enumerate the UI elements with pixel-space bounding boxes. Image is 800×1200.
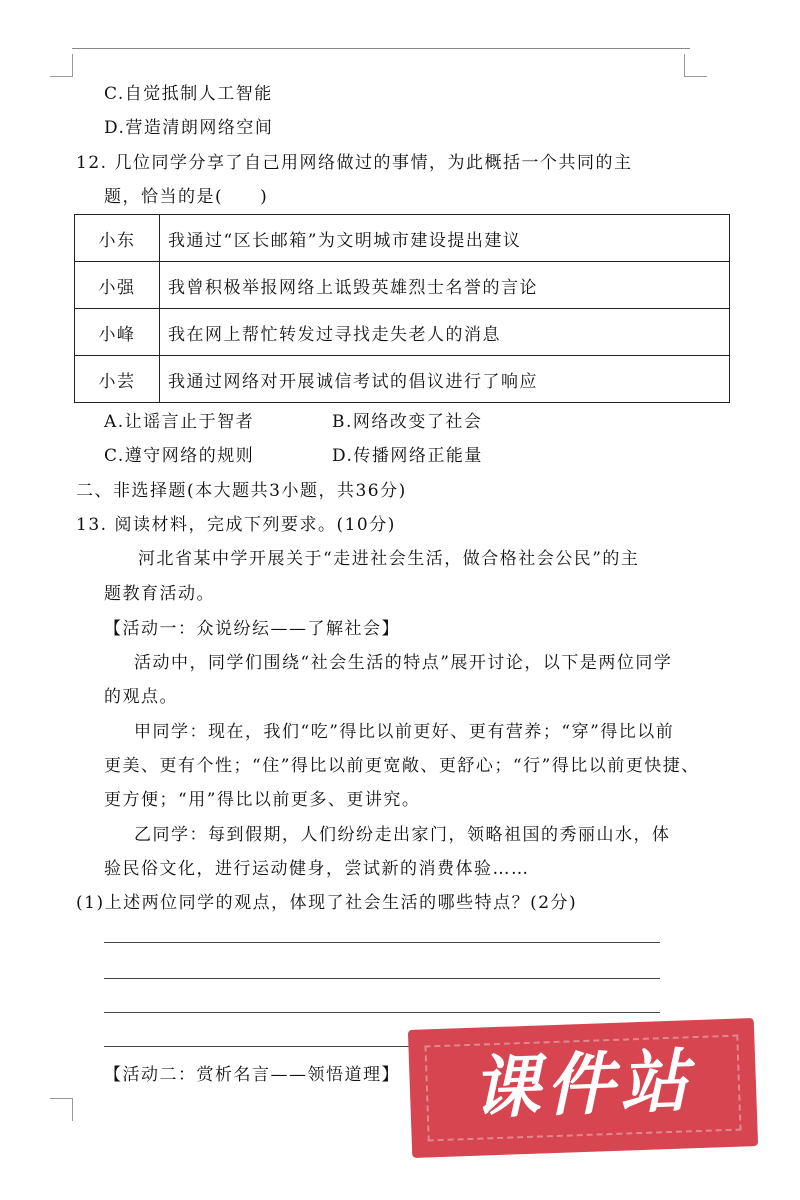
table-cell-name: 小峰 <box>75 309 160 356</box>
student-jia-text-cont: 更美、更有个性；“住”得比以前更宽敞、更舒心；“行”得比以前更快捷、 <box>104 756 700 776</box>
student-jia-text: 甲同学：现在，我们“吃”得比以前更好、更有营养；“穿”得比以前 <box>134 722 675 742</box>
watermark-text: 课件站 <box>470 1042 696 1129</box>
table-cell-desc: 我通过网络对开展诚信考试的倡议进行了响应 <box>160 356 730 403</box>
student-yi-text: 乙同学：每到假期，人们纷纷走出家门，领略祖国的秀丽山水，体 <box>134 825 671 845</box>
table-cell-desc: 我曾积极举报网络上诋毁英雄烈士名誉的言论 <box>160 262 730 309</box>
discussion-text: 活动中，同学们围绕“社会生活的特点”展开讨论，以下是两位同学 <box>134 653 673 673</box>
table-cell-desc: 我在网上帮忙转发过寻找走失老人的消息 <box>160 309 730 356</box>
q12-stem: 12. 几位同学分享了自己用网络做过的事情，为此概括一个共同的主 <box>76 153 633 173</box>
student-yi-text-cont: 验民俗文化，进行运动健身，尝试新的消费体验…… <box>104 859 530 879</box>
subquestion-1: (1)上述两位同学的观点，体现了社会生活的哪些特点？(2分) <box>76 893 578 913</box>
q11-option-c: C.自觉抵制人工智能 <box>104 84 273 104</box>
q13-intro: 河北省某中学开展关于“走进社会生活，做合格社会公民”的主 <box>138 549 640 569</box>
watermark-stamp <box>408 1018 758 1158</box>
answer-line[interactable] <box>104 1012 660 1013</box>
table-cell-desc: 我通过“区长邮箱”为文明城市建设提出建议 <box>160 215 730 262</box>
q12-option-c: C.遵守网络的规则 <box>104 446 255 466</box>
table-row <box>75 309 730 356</box>
discussion-text-cont: 的观点。 <box>104 687 178 707</box>
corner-mark-top-right <box>684 54 707 77</box>
answer-line[interactable] <box>104 978 660 979</box>
student-jia-text-end: 更方便；“用”得比以前更多、更讲究。 <box>104 790 421 810</box>
q12-option-b: B.网络改变了社会 <box>332 412 483 432</box>
table-cell-name: 小东 <box>75 215 160 262</box>
corner-mark-bottom-left <box>50 1098 73 1121</box>
table-row <box>75 215 730 262</box>
q11-option-d: D.营造清朗网络空间 <box>104 118 274 138</box>
q12-table <box>74 214 730 403</box>
header-rule <box>72 48 690 49</box>
q12-option-a: A.让谣言止于智者 <box>104 412 255 432</box>
activity2-heading: 【活动二：赏析名言——领悟道理】 <box>104 1065 400 1085</box>
q12-stem-cont: 题，恰当的是( ) <box>104 187 269 207</box>
table-cell-name: 小强 <box>75 262 160 309</box>
q12-option-d: D.传播网络正能量 <box>332 446 483 466</box>
q13-intro-cont: 题教育活动。 <box>104 584 215 604</box>
section-heading: 二、非选择题(本大题共3小题，共36分) <box>76 481 407 501</box>
answer-line[interactable] <box>104 942 660 943</box>
table-row <box>75 356 730 403</box>
corner-mark-top-left <box>50 54 73 77</box>
table-row <box>75 262 730 309</box>
table-cell-name: 小芸 <box>75 356 160 403</box>
q13-stem: 13. 阅读材料，完成下列要求。(10分) <box>76 515 396 535</box>
activity1-heading: 【活动一：众说纷纭——了解社会】 <box>104 619 400 639</box>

---------------

Required task.
Please reproduce every line of the items above verbatim, leaving out the pictures.

Full output.
enumerate the UI elements with pixel-space bounding boxes. Image is 800×1200.
table-cell-name: 小峰 <box>75 309 160 356</box>
student-jia-text-cont: 更美、更有个性；“住”得比以前更宽敞、更舒心；“行”得比以前更快捷、 <box>104 756 700 776</box>
student-jia-text: 甲同学：现在，我们“吃”得比以前更好、更有营养；“穿”得比以前 <box>134 722 675 742</box>
watermark-text: 课件站 <box>470 1042 696 1129</box>
table-cell-desc: 我通过网络对开展诚信考试的倡议进行了响应 <box>160 356 730 403</box>
student-yi-text: 乙同学：每到假期，人们纷纷走出家门，领略祖国的秀丽山水，体 <box>134 825 671 845</box>
table-cell-desc: 我曾积极举报网络上诋毁英雄烈士名誉的言论 <box>160 262 730 309</box>
discussion-text: 活动中，同学们围绕“社会生活的特点”展开讨论，以下是两位同学 <box>134 653 673 673</box>
table-cell-desc: 我在网上帮忙转发过寻找走失老人的消息 <box>160 309 730 356</box>
q12-stem: 12. 几位同学分享了自己用网络做过的事情，为此概括一个共同的主 <box>76 153 633 173</box>
student-yi-text-cont: 验民俗文化，进行运动健身，尝试新的消费体验…… <box>104 859 530 879</box>
subquestion-1: (1)上述两位同学的观点，体现了社会生活的哪些特点？(2分) <box>76 893 578 913</box>
q11-option-c: C.自觉抵制人工智能 <box>104 84 273 104</box>
q13-intro: 河北省某中学开展关于“走进社会生活，做合格社会公民”的主 <box>138 549 640 569</box>
watermark-stamp <box>408 1018 758 1158</box>
answer-line[interactable] <box>104 1012 660 1013</box>
table-cell-desc: 我通过“区长邮箱”为文明城市建设提出建议 <box>160 215 730 262</box>
q12-option-c: C.遵守网络的规则 <box>104 446 255 466</box>
table-row <box>75 309 730 356</box>
discussion-text-cont: 的观点。 <box>104 687 178 707</box>
corner-mark-top-right <box>684 54 707 77</box>
answer-line[interactable] <box>104 978 660 979</box>
student-jia-text-end: 更方便；“用”得比以前更多、更讲究。 <box>104 790 421 810</box>
q12-option-b: B.网络改变了社会 <box>332 412 483 432</box>
table-cell-name: 小东 <box>75 215 160 262</box>
corner-mark-bottom-left <box>50 1098 73 1121</box>
table-row <box>75 215 730 262</box>
q11-option-d: D.营造清朗网络空间 <box>104 118 274 138</box>
q12-table <box>74 214 730 403</box>
header-rule <box>72 48 690 49</box>
q12-option-a: A.让谣言止于智者 <box>104 412 255 432</box>
activity2-heading: 【活动二：赏析名言——领悟道理】 <box>104 1065 400 1085</box>
q12-stem-cont: 题，恰当的是( ) <box>104 187 269 207</box>
table-cell-name: 小强 <box>75 262 160 309</box>
q12-option-d: D.传播网络正能量 <box>332 446 483 466</box>
q13-intro-cont: 题教育活动。 <box>104 584 215 604</box>
section-heading: 二、非选择题(本大题共3小题，共36分) <box>76 481 407 501</box>
answer-line[interactable] <box>104 942 660 943</box>
table-row <box>75 356 730 403</box>
corner-mark-top-left <box>50 54 73 77</box>
table-row <box>75 262 730 309</box>
table-cell-name: 小芸 <box>75 356 160 403</box>
q13-stem: 13. 阅读材料，完成下列要求。(10分) <box>76 515 396 535</box>
activity1-heading: 【活动一：众说纷纭——了解社会】 <box>104 619 400 639</box>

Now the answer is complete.